Aim of the task: Omit the images, then output each of the records below exactly.

Records provided:

══════

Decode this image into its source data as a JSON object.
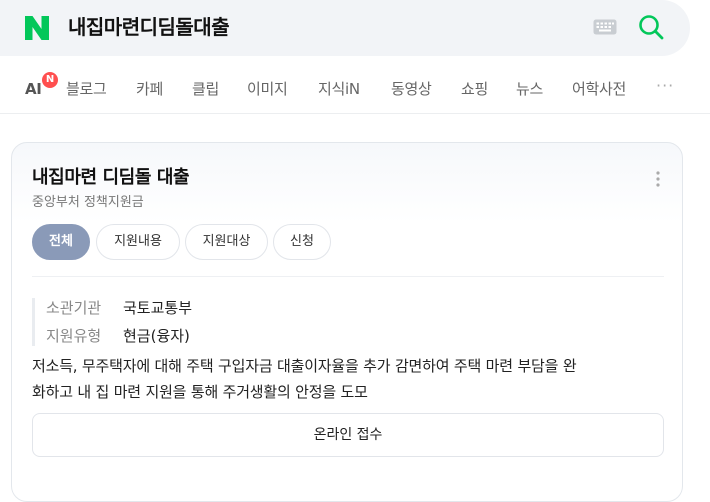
{
  "search": {
    "logo": "N",
    "query": "내집마련디딤돌대출",
    "icons": {
      "logo": "naver-n-logo",
      "keyboard": "keyboard-icon",
      "search": "search-icon"
    },
    "accent_color": "#03c75a"
  },
  "tabs": {
    "ai_label": "AI",
    "ai_badge": "N",
    "items": [
      "블로그",
      "카페",
      "클립",
      "이미지",
      "지식iN",
      "동영상",
      "쇼핑",
      "뉴스",
      "어학사전"
    ],
    "more": "···"
  },
  "card": {
    "title": "내집마련 디딤돌 대출",
    "subtitle": "중앙부처 정책지원금",
    "chips": [
      {
        "label": "전체",
        "active": true
      },
      {
        "label": "지원내용",
        "active": false
      },
      {
        "label": "지원대상",
        "active": false
      },
      {
        "label": "신청",
        "active": false
      }
    ],
    "info": [
      {
        "label": "소관기관",
        "value": "국토교통부"
      },
      {
        "label": "지원유형",
        "value": "현금(융자)"
      }
    ],
    "description_line1": "저소득, 무주택자에 대해 주택 구입자금 대출이자율을 추가 감면하여 주택 마련 부담을 완",
    "description_line2": "화하고 내 집 마련 지원을 통해 주거생활의 안정을 도모",
    "apply_label": "온라인 접수"
  }
}
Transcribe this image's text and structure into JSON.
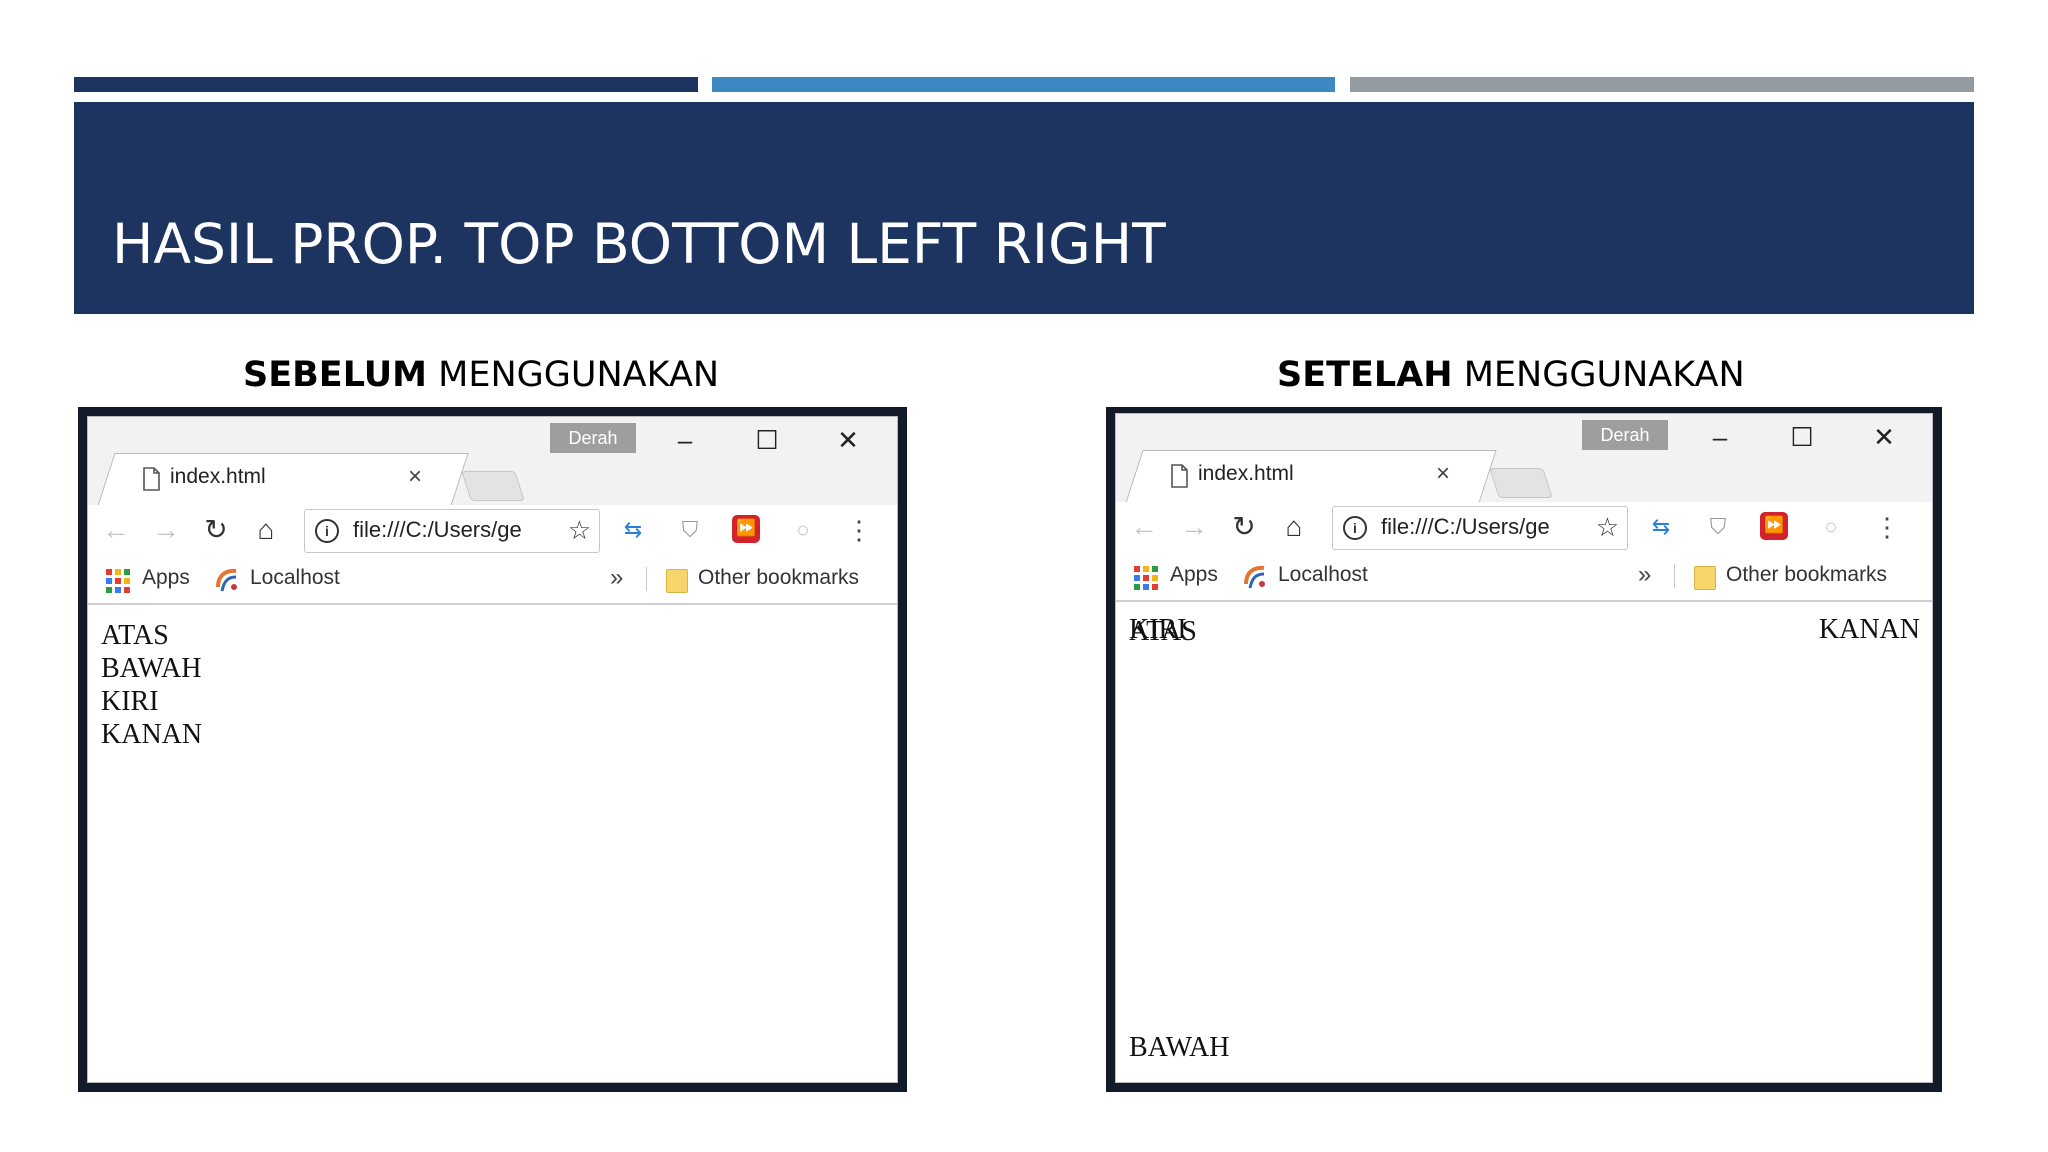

══════

Task result:
Decode this image into its source data as a JSON object.
{
  "search": {
    "logo": "N",
    "query": "내집마련디딤돌대출",
    "icons": {
      "logo": "naver-n-logo",
      "keyboard": "keyboard-icon",
      "search": "search-icon"
    },
    "accent_color": "#03c75a"
  },
  "tabs": {
    "ai_label": "AI",
    "ai_badge": "N",
    "items": [
      "블로그",
      "카페",
      "클립",
      "이미지",
      "지식iN",
      "동영상",
      "쇼핑",
      "뉴스",
      "어학사전"
    ],
    "more": "···"
  },
  "card": {
    "title": "내집마련 디딤돌 대출",
    "subtitle": "중앙부처 정책지원금",
    "chips": [
      {
        "label": "전체",
        "active": true
      },
      {
        "label": "지원내용",
        "active": false
      },
      {
        "label": "지원대상",
        "active": false
      },
      {
        "label": "신청",
        "active": false
      }
    ],
    "info": [
      {
        "label": "소관기관",
        "value": "국토교통부"
      },
      {
        "label": "지원유형",
        "value": "현금(융자)"
      }
    ],
    "description_line1": "저소득, 무주택자에 대해 주택 구입자금 대출이자율을 추가 감면하여 주택 마련 부담을 완",
    "description_line2": "화하고 내 집 마련 지원을 통해 주거생활의 안정을 도모",
    "apply_label": "온라인 접수"
  }
}
Transcribe this image's text and structure into JSON.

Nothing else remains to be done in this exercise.